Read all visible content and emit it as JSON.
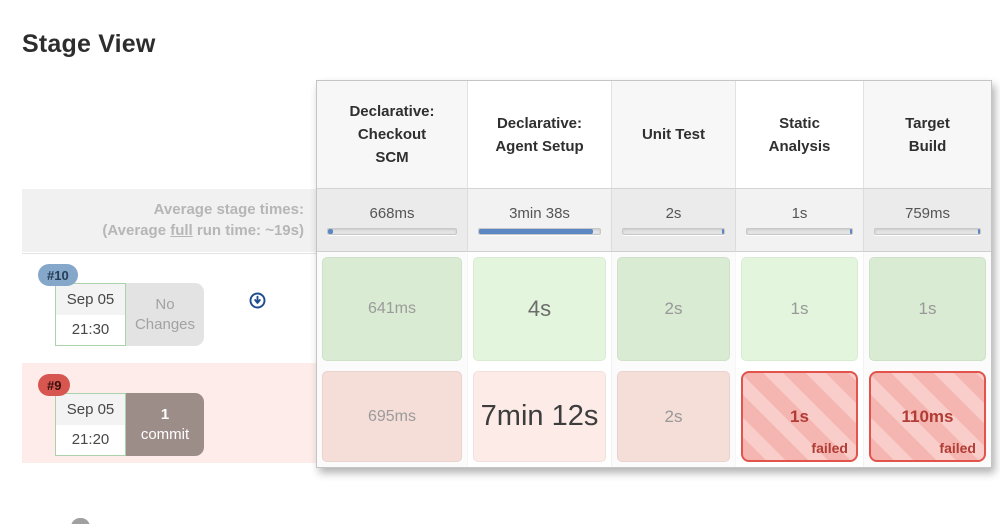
{
  "page": {
    "title": "Stage View"
  },
  "average": {
    "label_line1": "Average stage times:",
    "label_line2_pre": "(Average ",
    "label_line2_em": "full",
    "label_line2_post": " run time: ~19s)"
  },
  "columns": [
    {
      "label": "Declarative:\nCheckout\nSCM",
      "avg": "668ms",
      "bar": {
        "pct": 4,
        "side": "left"
      }
    },
    {
      "label": "Declarative:\nAgent Setup",
      "avg": "3min 38s",
      "bar": {
        "pct": 94,
        "side": "left"
      }
    },
    {
      "label": "Unit Test",
      "avg": "2s",
      "bar": {
        "pct": 2,
        "side": "right"
      }
    },
    {
      "label": "Static\nAnalysis",
      "avg": "1s",
      "bar": {
        "pct": 2,
        "side": "right"
      }
    },
    {
      "label": "Target\nBuild",
      "avg": "759ms",
      "bar": {
        "pct": 2,
        "side": "right"
      }
    }
  ],
  "builds": [
    {
      "number": "#10",
      "date": "Sep 05",
      "time": "21:30",
      "changes": "No\nChanges",
      "cells": [
        {
          "d": "641ms"
        },
        {
          "d": "4s"
        },
        {
          "d": "2s"
        },
        {
          "d": "1s"
        },
        {
          "d": "1s"
        }
      ]
    },
    {
      "number": "#9",
      "date": "Sep 05",
      "time": "21:20",
      "commit_count": "1",
      "commit_word": "commit",
      "cells": [
        {
          "d": "695ms"
        },
        {
          "d": "7min 12s"
        },
        {
          "d": "2s"
        },
        {
          "d": "1s",
          "failed_label": "failed"
        },
        {
          "d": "110ms",
          "failed_label": "failed"
        }
      ]
    }
  ],
  "colors": {
    "badge_blue": "#84a7ca",
    "badge_red": "#d75750",
    "bar_blue": "#5b87c5",
    "success_cell": "#d9ebd3",
    "fail_cell": "#f5b6b1",
    "fail_border": "#e2544b",
    "fail_text": "#b13c35",
    "avg_band": "#f1f1f1",
    "pink_band": "#fdecea",
    "commit_box": "#9c8d88",
    "icon_blue": "#1d4d8f"
  }
}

**Directions for this task**
Each record above must be returned exactly as written, with its pictures omitted.

**Task response**
Read all visible content and emit it as JSON.
{
  "page": {
    "title": "Stage View"
  },
  "average": {
    "label_line1": "Average stage times:",
    "label_line2_pre": "(Average ",
    "label_line2_em": "full",
    "label_line2_post": " run time: ~19s)"
  },
  "columns": [
    {
      "label": "Declarative:\nCheckout\nSCM",
      "avg": "668ms",
      "bar": {
        "pct": 4,
        "side": "left"
      }
    },
    {
      "label": "Declarative:\nAgent Setup",
      "avg": "3min 38s",
      "bar": {
        "pct": 94,
        "side": "left"
      }
    },
    {
      "label": "Unit Test",
      "avg": "2s",
      "bar": {
        "pct": 2,
        "side": "right"
      }
    },
    {
      "label": "Static\nAnalysis",
      "avg": "1s",
      "bar": {
        "pct": 2,
        "side": "right"
      }
    },
    {
      "label": "Target\nBuild",
      "avg": "759ms",
      "bar": {
        "pct": 2,
        "side": "right"
      }
    }
  ],
  "builds": [
    {
      "number": "#10",
      "date": "Sep 05",
      "time": "21:30",
      "changes": "No\nChanges",
      "cells": [
        {
          "d": "641ms"
        },
        {
          "d": "4s"
        },
        {
          "d": "2s"
        },
        {
          "d": "1s"
        },
        {
          "d": "1s"
        }
      ]
    },
    {
      "number": "#9",
      "date": "Sep 05",
      "time": "21:20",
      "commit_count": "1",
      "commit_word": "commit",
      "cells": [
        {
          "d": "695ms"
        },
        {
          "d": "7min 12s"
        },
        {
          "d": "2s"
        },
        {
          "d": "1s",
          "failed_label": "failed"
        },
        {
          "d": "110ms",
          "failed_label": "failed"
        }
      ]
    }
  ],
  "colors": {
    "badge_blue": "#84a7ca",
    "badge_red": "#d75750",
    "bar_blue": "#5b87c5",
    "success_cell": "#d9ebd3",
    "fail_cell": "#f5b6b1",
    "fail_border": "#e2544b",
    "fail_text": "#b13c35",
    "avg_band": "#f1f1f1",
    "pink_band": "#fdecea",
    "commit_box": "#9c8d88",
    "icon_blue": "#1d4d8f"
  }
}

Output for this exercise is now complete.